**PROVIDED RECORDS**

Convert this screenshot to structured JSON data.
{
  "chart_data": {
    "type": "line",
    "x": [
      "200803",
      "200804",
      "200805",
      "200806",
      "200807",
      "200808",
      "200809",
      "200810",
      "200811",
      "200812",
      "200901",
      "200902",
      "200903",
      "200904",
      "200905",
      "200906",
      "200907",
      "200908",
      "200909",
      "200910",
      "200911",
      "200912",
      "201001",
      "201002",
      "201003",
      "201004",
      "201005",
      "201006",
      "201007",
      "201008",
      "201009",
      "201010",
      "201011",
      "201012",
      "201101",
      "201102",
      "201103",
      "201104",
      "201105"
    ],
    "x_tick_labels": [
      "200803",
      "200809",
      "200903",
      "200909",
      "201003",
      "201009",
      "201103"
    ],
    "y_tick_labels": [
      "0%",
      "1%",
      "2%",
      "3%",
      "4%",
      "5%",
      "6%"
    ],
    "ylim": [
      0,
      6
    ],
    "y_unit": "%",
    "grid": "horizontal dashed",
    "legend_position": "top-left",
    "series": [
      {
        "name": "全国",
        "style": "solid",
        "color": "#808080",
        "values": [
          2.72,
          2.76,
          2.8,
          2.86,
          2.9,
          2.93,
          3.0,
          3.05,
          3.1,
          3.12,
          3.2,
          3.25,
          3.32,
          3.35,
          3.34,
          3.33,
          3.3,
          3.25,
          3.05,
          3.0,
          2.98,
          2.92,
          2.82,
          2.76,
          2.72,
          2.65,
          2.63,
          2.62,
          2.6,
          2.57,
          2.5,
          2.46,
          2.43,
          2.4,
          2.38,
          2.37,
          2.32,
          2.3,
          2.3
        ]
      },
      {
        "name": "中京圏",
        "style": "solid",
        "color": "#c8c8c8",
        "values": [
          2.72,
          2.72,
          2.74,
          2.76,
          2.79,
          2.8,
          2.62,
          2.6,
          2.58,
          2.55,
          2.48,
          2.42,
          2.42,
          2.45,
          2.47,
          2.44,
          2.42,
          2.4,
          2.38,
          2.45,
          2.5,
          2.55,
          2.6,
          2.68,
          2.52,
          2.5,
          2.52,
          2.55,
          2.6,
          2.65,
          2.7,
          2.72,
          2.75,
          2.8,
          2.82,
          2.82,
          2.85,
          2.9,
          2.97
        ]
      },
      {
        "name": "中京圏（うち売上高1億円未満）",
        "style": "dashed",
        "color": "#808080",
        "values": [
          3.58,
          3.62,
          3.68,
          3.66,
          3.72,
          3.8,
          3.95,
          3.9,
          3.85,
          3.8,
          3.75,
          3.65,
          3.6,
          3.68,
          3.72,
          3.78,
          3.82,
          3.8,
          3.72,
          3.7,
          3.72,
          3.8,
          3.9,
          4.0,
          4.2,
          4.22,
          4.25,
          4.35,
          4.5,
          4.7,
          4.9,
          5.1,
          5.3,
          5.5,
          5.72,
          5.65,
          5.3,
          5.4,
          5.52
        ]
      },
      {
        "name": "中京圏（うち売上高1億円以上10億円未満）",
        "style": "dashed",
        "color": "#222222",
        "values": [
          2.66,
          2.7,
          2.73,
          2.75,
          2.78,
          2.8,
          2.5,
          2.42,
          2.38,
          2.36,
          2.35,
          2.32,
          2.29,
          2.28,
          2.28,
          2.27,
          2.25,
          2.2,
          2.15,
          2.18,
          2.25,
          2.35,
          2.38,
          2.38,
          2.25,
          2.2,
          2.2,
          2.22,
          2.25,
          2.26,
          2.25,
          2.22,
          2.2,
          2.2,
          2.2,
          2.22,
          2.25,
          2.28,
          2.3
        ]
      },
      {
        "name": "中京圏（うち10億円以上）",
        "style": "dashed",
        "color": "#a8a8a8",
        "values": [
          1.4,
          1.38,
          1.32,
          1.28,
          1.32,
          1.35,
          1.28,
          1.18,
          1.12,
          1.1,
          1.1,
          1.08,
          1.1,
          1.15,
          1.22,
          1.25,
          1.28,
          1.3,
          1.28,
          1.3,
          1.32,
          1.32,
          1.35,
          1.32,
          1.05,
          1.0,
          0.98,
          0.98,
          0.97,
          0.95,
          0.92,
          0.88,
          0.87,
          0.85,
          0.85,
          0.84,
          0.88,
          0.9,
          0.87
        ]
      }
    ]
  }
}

**TASK DESCRIPTION**
Give back the whole listing exactly as it reads.

**RESPONSE TO THE TASK**
Convert this screenshot to structured JSON data.
{
  "chart_data": {
    "type": "line",
    "x": [
      "200803",
      "200804",
      "200805",
      "200806",
      "200807",
      "200808",
      "200809",
      "200810",
      "200811",
      "200812",
      "200901",
      "200902",
      "200903",
      "200904",
      "200905",
      "200906",
      "200907",
      "200908",
      "200909",
      "200910",
      "200911",
      "200912",
      "201001",
      "201002",
      "201003",
      "201004",
      "201005",
      "201006",
      "201007",
      "201008",
      "201009",
      "201010",
      "201011",
      "201012",
      "201101",
      "201102",
      "201103",
      "201104",
      "201105"
    ],
    "x_tick_labels": [
      "200803",
      "200809",
      "200903",
      "200909",
      "201003",
      "201009",
      "201103"
    ],
    "y_tick_labels": [
      "0%",
      "1%",
      "2%",
      "3%",
      "4%",
      "5%",
      "6%"
    ],
    "ylim": [
      0,
      6
    ],
    "y_unit": "%",
    "grid": "horizontal dashed",
    "legend_position": "top-left",
    "series": [
      {
        "name": "全国",
        "style": "solid",
        "color": "#808080",
        "values": [
          2.72,
          2.76,
          2.8,
          2.86,
          2.9,
          2.93,
          3.0,
          3.05,
          3.1,
          3.12,
          3.2,
          3.25,
          3.32,
          3.35,
          3.34,
          3.33,
          3.3,
          3.25,
          3.05,
          3.0,
          2.98,
          2.92,
          2.82,
          2.76,
          2.72,
          2.65,
          2.63,
          2.62,
          2.6,
          2.57,
          2.5,
          2.46,
          2.43,
          2.4,
          2.38,
          2.37,
          2.32,
          2.3,
          2.3
        ]
      },
      {
        "name": "中京圏",
        "style": "solid",
        "color": "#c8c8c8",
        "values": [
          2.72,
          2.72,
          2.74,
          2.76,
          2.79,
          2.8,
          2.62,
          2.6,
          2.58,
          2.55,
          2.48,
          2.42,
          2.42,
          2.45,
          2.47,
          2.44,
          2.42,
          2.4,
          2.38,
          2.45,
          2.5,
          2.55,
          2.6,
          2.68,
          2.52,
          2.5,
          2.52,
          2.55,
          2.6,
          2.65,
          2.7,
          2.72,
          2.75,
          2.8,
          2.82,
          2.82,
          2.85,
          2.9,
          2.97
        ]
      },
      {
        "name": "中京圏（うち売上高1億円未満）",
        "style": "dashed",
        "color": "#808080",
        "values": [
          3.58,
          3.62,
          3.68,
          3.66,
          3.72,
          3.8,
          3.95,
          3.9,
          3.85,
          3.8,
          3.75,
          3.65,
          3.6,
          3.68,
          3.72,
          3.78,
          3.82,
          3.8,
          3.72,
          3.7,
          3.72,
          3.8,
          3.9,
          4.0,
          4.2,
          4.22,
          4.25,
          4.35,
          4.5,
          4.7,
          4.9,
          5.1,
          5.3,
          5.5,
          5.72,
          5.65,
          5.3,
          5.4,
          5.52
        ]
      },
      {
        "name": "中京圏（うち売上高1億円以上10億円未満）",
        "style": "dashed",
        "color": "#222222",
        "values": [
          2.66,
          2.7,
          2.73,
          2.75,
          2.78,
          2.8,
          2.5,
          2.42,
          2.38,
          2.36,
          2.35,
          2.32,
          2.29,
          2.28,
          2.28,
          2.27,
          2.25,
          2.2,
          2.15,
          2.18,
          2.25,
          2.35,
          2.38,
          2.38,
          2.25,
          2.2,
          2.2,
          2.22,
          2.25,
          2.26,
          2.25,
          2.22,
          2.2,
          2.2,
          2.2,
          2.22,
          2.25,
          2.28,
          2.3
        ]
      },
      {
        "name": "中京圏（うち10億円以上）",
        "style": "dashed",
        "color": "#a8a8a8",
        "values": [
          1.4,
          1.38,
          1.32,
          1.28,
          1.32,
          1.35,
          1.28,
          1.18,
          1.12,
          1.1,
          1.1,
          1.08,
          1.1,
          1.15,
          1.22,
          1.25,
          1.28,
          1.3,
          1.28,
          1.3,
          1.32,
          1.32,
          1.35,
          1.32,
          1.05,
          1.0,
          0.98,
          0.98,
          0.97,
          0.95,
          0.92,
          0.88,
          0.87,
          0.85,
          0.85,
          0.84,
          0.88,
          0.9,
          0.87
        ]
      }
    ]
  }
}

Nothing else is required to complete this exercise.